* [EXTRATO FORNECIDO]:
────────────────────────────────────────

Para convencer os locais a mudar de ideias, os observadores de aves lançaram uma operação de boa vontade: Entregam fotos de aves, em troca de aves embalsamadas.

O proprietário da "Taverna da Amizade" gosta da ideia de um novo aeroporto. Mas diz que não deve ser construído na área protegida: "Penso que o melhor seria construir o aeroporto numa área um pouco mais distante. Aqui afeta a Lagoa de Narta, que está muito próxima. Dificulta o ecossistema e todas as espécies que vivem aqui na área. - Penso que o mais adequado é construir o aeroporto um pouco mais longe", diz Arsen Llambro.

A salina (e zonas húmidas circundantes) atrai grandes aves como pelicanos, garças e flamingos em grande número - há riscos de colisão potencial com aviões.

A aposta albanesa no turismo

As construções hoteleiras estão a surgir ao longo de toda a linha costeira. A estratégia do país para desenvolver uma indústria turística destrói os pântanos.

Atualmente, Erald Xeka trabalha com um grupo de ornitólogos húngaros. A investigação albano-húngara sobre rotas migratórias começou há seis anos. Para obter dados exatos, os machos são equipados com emissores de rádio movidos a energia solar.

Mas apesar dos sólidos resultados da investigação, os políticos albaneses prosseguem com os planos de infraestruturas.

Enquanto Xeka verifica as redes para mais aves a serem anilhadas, analisamos o relatório da Comissão Europeia sobre o país e examinamos a legislação albanesa sobre "investimentos estratégicos" que poderiam tornar-se uma porta de entrada para grandes investimentos em áreas protegidas. 

A Comissão levantou "preocupações sobre a proteção da biodiversidade", partilhadas por cerca de 37 organizações de vida selvagem de toda a Europa e escreveram uma carta aberta ao primeiro-ministro albanês.

────────────────────────────────────────

* [LINHAS FORNECIDAS]:
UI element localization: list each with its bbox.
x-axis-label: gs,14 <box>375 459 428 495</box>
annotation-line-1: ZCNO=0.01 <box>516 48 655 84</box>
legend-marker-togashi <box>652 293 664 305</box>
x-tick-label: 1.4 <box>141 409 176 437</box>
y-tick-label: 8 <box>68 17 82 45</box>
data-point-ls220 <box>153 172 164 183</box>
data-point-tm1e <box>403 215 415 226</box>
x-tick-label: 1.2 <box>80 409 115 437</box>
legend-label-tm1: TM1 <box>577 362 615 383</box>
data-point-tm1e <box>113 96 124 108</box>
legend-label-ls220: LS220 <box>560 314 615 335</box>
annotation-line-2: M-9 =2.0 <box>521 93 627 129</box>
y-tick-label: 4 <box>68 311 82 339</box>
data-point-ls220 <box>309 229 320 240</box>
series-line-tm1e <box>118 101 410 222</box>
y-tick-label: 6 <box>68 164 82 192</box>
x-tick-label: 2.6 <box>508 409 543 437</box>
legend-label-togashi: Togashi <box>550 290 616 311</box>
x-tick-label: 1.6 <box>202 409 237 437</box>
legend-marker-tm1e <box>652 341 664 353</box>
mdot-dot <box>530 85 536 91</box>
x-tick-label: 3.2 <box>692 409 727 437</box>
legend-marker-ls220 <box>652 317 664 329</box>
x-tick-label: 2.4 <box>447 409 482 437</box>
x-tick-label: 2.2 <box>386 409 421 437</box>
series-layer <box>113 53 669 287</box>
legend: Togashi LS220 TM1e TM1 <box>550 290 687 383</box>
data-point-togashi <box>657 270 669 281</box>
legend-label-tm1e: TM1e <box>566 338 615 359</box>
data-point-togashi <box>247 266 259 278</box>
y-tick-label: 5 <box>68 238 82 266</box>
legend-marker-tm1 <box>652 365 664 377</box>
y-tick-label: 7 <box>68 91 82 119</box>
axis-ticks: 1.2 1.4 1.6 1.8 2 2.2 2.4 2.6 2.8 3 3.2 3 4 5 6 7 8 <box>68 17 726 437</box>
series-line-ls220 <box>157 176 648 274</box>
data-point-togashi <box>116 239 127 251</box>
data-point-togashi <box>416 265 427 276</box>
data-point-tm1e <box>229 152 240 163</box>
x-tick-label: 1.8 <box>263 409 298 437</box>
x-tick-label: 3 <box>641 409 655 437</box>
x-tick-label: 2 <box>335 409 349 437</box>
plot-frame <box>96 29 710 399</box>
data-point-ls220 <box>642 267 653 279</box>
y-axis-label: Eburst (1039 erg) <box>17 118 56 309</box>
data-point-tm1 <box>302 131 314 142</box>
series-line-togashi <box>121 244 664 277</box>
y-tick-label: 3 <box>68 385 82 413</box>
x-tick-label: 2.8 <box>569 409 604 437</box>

────────────────────────────────────────

* [INSTRUÇÃO DE TRABALHO]:
Segundo o extrato sobre a Lagoa de Narta:
(a) O que entregam os observadores de aves em troca de aves embalsamadas?
(b) Que grandes aves são atraídas pela salina e pelas zonas húmidas circundantes?
(c) Quantas organizações de vida selvagem partilham as preocupações levantadas pela Comissão?
As linhas constituem material à parte, independente do extrato.

* [RESULTADO DO EXERCÍCIO]:
(a) Fotos de aves.
(b) Pelicanos, garças e flamingos.
(c) Cerca de 37.